### WRITTEN PROBLEM
Compute how many lines in the entries below contain "does", and output nothing but the number.

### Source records

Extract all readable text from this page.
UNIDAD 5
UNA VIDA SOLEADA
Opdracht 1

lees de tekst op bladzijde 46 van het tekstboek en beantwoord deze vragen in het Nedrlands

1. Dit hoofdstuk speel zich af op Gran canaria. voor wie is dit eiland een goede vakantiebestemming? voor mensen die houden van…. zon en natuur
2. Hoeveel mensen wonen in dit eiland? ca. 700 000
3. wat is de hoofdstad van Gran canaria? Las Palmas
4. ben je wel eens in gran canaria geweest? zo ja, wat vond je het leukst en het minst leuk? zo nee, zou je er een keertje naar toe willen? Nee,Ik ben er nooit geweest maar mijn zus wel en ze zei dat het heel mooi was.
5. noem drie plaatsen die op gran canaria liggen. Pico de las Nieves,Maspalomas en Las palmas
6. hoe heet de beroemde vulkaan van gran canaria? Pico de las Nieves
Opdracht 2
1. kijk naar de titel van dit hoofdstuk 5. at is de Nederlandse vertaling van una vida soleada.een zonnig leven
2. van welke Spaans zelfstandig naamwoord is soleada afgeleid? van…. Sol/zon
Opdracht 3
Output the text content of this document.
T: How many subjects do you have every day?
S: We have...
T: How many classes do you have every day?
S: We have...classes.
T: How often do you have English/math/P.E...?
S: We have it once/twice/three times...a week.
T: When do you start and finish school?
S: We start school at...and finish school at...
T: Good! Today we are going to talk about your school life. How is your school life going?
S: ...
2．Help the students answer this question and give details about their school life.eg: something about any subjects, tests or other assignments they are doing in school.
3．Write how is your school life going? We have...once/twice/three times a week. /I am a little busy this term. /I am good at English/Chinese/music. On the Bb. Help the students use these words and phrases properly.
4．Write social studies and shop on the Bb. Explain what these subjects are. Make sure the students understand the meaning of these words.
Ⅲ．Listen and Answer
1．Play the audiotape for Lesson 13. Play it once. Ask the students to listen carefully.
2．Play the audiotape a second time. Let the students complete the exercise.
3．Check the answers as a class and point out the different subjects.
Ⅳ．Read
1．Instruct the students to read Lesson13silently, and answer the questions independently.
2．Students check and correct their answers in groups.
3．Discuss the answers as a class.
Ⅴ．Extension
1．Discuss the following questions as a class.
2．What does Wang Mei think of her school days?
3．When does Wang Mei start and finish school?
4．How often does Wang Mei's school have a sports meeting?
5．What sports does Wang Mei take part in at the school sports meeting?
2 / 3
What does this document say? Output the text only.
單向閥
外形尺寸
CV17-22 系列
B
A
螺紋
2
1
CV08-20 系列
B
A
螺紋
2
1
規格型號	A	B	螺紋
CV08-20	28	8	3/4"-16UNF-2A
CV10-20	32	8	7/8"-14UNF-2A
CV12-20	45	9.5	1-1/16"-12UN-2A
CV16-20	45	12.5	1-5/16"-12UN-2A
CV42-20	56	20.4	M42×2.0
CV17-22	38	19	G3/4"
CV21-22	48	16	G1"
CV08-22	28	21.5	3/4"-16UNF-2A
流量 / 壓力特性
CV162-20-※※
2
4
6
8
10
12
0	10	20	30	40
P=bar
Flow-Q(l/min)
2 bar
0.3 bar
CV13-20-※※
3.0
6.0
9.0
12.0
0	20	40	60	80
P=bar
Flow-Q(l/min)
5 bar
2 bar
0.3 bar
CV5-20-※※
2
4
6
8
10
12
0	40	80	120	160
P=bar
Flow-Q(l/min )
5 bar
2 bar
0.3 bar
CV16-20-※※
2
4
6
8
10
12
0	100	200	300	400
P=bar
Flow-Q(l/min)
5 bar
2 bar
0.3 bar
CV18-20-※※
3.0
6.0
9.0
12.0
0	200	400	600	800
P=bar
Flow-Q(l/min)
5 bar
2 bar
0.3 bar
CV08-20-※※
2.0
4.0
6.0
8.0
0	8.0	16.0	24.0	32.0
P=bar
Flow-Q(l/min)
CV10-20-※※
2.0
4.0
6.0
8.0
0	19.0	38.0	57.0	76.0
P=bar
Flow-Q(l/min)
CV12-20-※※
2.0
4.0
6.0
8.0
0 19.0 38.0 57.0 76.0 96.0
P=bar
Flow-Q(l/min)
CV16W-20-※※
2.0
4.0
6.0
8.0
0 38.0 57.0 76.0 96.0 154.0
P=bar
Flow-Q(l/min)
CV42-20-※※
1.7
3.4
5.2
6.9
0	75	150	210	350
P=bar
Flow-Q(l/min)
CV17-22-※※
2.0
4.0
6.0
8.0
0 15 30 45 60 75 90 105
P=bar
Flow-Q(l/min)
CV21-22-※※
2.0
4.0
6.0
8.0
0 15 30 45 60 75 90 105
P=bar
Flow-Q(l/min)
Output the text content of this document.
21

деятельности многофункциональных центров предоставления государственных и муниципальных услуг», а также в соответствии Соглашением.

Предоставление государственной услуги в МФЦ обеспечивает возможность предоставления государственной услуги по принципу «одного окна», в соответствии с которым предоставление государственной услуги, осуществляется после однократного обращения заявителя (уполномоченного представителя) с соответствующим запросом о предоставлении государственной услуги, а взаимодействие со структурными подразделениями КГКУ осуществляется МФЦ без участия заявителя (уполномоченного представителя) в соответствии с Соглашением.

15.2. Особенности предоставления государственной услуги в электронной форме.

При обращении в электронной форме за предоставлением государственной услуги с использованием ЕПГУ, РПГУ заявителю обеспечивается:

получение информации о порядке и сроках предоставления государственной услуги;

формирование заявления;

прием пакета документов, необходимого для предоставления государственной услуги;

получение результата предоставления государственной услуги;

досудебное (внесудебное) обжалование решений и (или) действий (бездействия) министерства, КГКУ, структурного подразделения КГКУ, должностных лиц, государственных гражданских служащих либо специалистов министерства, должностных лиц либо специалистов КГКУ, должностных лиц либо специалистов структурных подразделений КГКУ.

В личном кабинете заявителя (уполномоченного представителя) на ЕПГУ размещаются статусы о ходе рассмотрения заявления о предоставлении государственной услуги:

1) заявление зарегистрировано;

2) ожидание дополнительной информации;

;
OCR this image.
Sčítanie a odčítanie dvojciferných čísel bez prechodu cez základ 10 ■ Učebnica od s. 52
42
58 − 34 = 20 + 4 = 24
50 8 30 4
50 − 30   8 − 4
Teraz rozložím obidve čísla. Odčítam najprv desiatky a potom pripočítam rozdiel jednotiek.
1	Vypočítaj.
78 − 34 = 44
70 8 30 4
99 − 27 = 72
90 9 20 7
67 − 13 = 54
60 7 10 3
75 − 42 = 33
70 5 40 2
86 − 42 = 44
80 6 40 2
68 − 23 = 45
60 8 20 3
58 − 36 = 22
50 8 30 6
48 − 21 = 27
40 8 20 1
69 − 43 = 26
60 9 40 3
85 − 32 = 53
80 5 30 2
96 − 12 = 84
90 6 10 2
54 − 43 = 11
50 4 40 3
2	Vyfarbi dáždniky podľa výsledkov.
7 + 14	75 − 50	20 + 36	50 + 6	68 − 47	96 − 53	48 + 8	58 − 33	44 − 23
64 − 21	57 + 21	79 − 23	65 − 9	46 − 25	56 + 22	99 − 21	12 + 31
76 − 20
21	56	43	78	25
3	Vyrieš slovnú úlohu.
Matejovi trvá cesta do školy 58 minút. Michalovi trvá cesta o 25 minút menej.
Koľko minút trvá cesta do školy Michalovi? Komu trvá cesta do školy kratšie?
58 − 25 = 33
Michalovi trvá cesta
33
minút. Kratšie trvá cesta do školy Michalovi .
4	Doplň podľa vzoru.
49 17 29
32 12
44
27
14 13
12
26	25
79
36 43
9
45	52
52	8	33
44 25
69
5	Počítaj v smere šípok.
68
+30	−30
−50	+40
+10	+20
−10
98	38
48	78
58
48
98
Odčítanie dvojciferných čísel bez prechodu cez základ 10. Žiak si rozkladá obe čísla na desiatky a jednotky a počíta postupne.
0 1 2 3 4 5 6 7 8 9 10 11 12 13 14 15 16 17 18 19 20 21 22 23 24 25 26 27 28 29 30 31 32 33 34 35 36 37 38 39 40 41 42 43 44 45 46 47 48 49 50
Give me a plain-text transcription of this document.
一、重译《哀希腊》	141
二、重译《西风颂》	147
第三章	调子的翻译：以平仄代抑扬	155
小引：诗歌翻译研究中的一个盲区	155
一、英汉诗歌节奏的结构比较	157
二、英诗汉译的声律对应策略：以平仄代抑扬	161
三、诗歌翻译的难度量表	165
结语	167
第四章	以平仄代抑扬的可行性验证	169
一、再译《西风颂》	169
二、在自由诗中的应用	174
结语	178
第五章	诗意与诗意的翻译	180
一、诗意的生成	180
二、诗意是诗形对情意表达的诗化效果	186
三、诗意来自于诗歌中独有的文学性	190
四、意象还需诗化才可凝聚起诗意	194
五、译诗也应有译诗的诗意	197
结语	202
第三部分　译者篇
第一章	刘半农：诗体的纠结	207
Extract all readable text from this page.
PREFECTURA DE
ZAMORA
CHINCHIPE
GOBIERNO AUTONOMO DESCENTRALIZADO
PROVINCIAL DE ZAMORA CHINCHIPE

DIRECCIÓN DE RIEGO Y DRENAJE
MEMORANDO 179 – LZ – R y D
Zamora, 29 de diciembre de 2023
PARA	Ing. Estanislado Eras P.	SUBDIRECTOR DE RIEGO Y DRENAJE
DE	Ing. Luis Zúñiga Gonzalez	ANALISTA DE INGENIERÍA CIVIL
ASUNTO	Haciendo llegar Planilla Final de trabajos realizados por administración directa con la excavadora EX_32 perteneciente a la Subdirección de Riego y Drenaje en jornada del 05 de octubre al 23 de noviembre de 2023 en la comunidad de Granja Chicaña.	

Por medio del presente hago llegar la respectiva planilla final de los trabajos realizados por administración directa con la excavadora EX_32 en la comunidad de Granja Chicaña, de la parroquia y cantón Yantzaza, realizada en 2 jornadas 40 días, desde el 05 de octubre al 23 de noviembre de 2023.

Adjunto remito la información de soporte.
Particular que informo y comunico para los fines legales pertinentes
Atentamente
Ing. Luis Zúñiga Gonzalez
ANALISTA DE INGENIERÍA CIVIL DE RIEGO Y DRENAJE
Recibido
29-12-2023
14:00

### COMPLETE OUTPUT
5